---------- EXTRACTED INFORMATION ----------
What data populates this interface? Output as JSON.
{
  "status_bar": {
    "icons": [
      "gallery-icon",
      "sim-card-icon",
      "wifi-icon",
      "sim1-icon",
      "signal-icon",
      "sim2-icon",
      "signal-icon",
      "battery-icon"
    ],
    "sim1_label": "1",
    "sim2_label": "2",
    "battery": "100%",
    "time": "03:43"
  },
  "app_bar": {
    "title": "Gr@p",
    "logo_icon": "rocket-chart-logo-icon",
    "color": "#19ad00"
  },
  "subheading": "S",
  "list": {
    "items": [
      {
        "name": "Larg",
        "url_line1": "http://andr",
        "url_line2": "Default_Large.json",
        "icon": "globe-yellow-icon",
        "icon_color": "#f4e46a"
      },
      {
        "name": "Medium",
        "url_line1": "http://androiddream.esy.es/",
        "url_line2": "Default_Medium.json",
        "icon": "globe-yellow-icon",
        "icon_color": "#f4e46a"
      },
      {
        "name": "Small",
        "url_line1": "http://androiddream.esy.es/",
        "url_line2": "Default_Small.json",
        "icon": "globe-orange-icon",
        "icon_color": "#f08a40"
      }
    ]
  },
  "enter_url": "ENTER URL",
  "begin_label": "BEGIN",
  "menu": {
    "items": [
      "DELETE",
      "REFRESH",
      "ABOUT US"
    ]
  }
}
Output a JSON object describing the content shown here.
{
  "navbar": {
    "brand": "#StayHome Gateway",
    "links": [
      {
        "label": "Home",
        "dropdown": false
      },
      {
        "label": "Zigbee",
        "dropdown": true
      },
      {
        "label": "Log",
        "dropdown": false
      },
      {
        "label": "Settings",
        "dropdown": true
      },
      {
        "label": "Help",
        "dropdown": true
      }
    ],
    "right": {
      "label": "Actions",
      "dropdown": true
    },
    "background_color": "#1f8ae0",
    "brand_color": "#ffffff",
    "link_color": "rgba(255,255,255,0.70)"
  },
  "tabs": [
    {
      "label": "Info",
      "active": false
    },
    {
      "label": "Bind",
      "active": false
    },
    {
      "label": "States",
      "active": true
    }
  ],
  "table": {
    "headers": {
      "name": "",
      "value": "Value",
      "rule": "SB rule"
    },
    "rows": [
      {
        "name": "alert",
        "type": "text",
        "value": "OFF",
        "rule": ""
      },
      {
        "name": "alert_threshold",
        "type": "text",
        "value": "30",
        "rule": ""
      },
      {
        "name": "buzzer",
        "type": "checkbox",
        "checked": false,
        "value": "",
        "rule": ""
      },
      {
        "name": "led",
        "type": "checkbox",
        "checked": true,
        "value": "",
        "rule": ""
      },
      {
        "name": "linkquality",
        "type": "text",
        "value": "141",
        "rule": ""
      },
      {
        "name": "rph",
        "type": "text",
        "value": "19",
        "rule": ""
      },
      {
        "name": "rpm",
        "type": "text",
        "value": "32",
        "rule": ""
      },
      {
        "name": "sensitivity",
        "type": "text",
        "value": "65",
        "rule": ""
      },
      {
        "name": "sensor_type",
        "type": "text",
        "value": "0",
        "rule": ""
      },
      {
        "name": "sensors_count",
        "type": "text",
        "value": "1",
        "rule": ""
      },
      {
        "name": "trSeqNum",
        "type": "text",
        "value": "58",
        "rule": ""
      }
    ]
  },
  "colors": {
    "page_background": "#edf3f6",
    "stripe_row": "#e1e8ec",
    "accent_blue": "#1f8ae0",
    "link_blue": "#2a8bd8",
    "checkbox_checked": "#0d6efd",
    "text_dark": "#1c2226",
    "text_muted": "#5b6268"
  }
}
----------
» **PROBLEM**:
Give back the whole listing, word for word.

» **ANSWER FOR THE TASK**:
What data populates this interface? Output as JSON.
{
  "status_bar": {
    "icons": [
      "gallery-icon",
      "sim-card-icon",
      "wifi-icon",
      "sim1-icon",
      "signal-icon",
      "sim2-icon",
      "signal-icon",
      "battery-icon"
    ],
    "sim1_label": "1",
    "sim2_label": "2",
    "battery": "100%",
    "time": "03:43"
  },
  "app_bar": {
    "title": "Gr@p",
    "logo_icon": "rocket-chart-logo-icon",
    "color": "#19ad00"
  },
  "subheading": "S",
  "list": {
    "items": [
      {
        "name": "Larg",
        "url_line1": "http://andr",
        "url_line2": "Default_Large.json",
        "icon": "globe-yellow-icon",
        "icon_color": "#f4e46a"
      },
      {
        "name": "Medium",
        "url_line1": "http://androiddream.esy.es/",
        "url_line2": "Default_Medium.json",
        "icon": "globe-yellow-icon",
        "icon_color": "#f4e46a"
      },
      {
        "name": "Small",
        "url_line1": "http://androiddream.esy.es/",
        "url_line2": "Default_Small.json",
        "icon": "globe-orange-icon",
        "icon_color": "#f08a40"
      }
    ]
  },
  "enter_url": "ENTER URL",
  "begin_label": "BEGIN",
  "menu": {
    "items": [
      "DELETE",
      "REFRESH",
      "ABOUT US"
    ]
  }
}
Output a JSON object describing the content shown here.
{
  "navbar": {
    "brand": "#StayHome Gateway",
    "links": [
      {
        "label": "Home",
        "dropdown": false
      },
      {
        "label": "Zigbee",
        "dropdown": true
      },
      {
        "label": "Log",
        "dropdown": false
      },
      {
        "label": "Settings",
        "dropdown": true
      },
      {
        "label": "Help",
        "dropdown": true
      }
    ],
    "right": {
      "label": "Actions",
      "dropdown": true
    },
    "background_color": "#1f8ae0",
    "brand_color": "#ffffff",
    "link_color": "rgba(255,255,255,0.70)"
  },
  "tabs": [
    {
      "label": "Info",
      "active": false
    },
    {
      "label": "Bind",
      "active": false
    },
    {
      "label": "States",
      "active": true
    }
  ],
  "table": {
    "headers": {
      "name": "",
      "value": "Value",
      "rule": "SB rule"
    },
    "rows": [
      {
        "name": "alert",
        "type": "text",
        "value": "OFF",
        "rule": ""
      },
      {
        "name": "alert_threshold",
        "type": "text",
        "value": "30",
        "rule": ""
      },
      {
        "name": "buzzer",
        "type": "checkbox",
        "checked": false,
        "value": "",
        "rule": ""
      },
      {
        "name": "led",
        "type": "checkbox",
        "checked": true,
        "value": "",
        "rule": ""
      },
      {
        "name": "linkquality",
        "type": "text",
        "value": "141",
        "rule": ""
      },
      {
        "name": "rph",
        "type": "text",
        "value": "19",
        "rule": ""
      },
      {
        "name": "rpm",
        "type": "text",
        "value": "32",
        "rule": ""
      },
      {
        "name": "sensitivity",
        "type": "text",
        "value": "65",
        "rule": ""
      },
      {
        "name": "sensor_type",
        "type": "text",
        "value": "0",
        "rule": ""
      },
      {
        "name": "sensors_count",
        "type": "text",
        "value": "1",
        "rule": ""
      },
      {
        "name": "trSeqNum",
        "type": "text",
        "value": "58",
        "rule": ""
      }
    ]
  },
  "colors": {
    "page_background": "#edf3f6",
    "stripe_row": "#e1e8ec",
    "accent_blue": "#1f8ae0",
    "link_blue": "#2a8bd8",
    "checkbox_checked": "#0d6efd",
    "text_dark": "#1c2226",
    "text_muted": "#5b6268"
  }
}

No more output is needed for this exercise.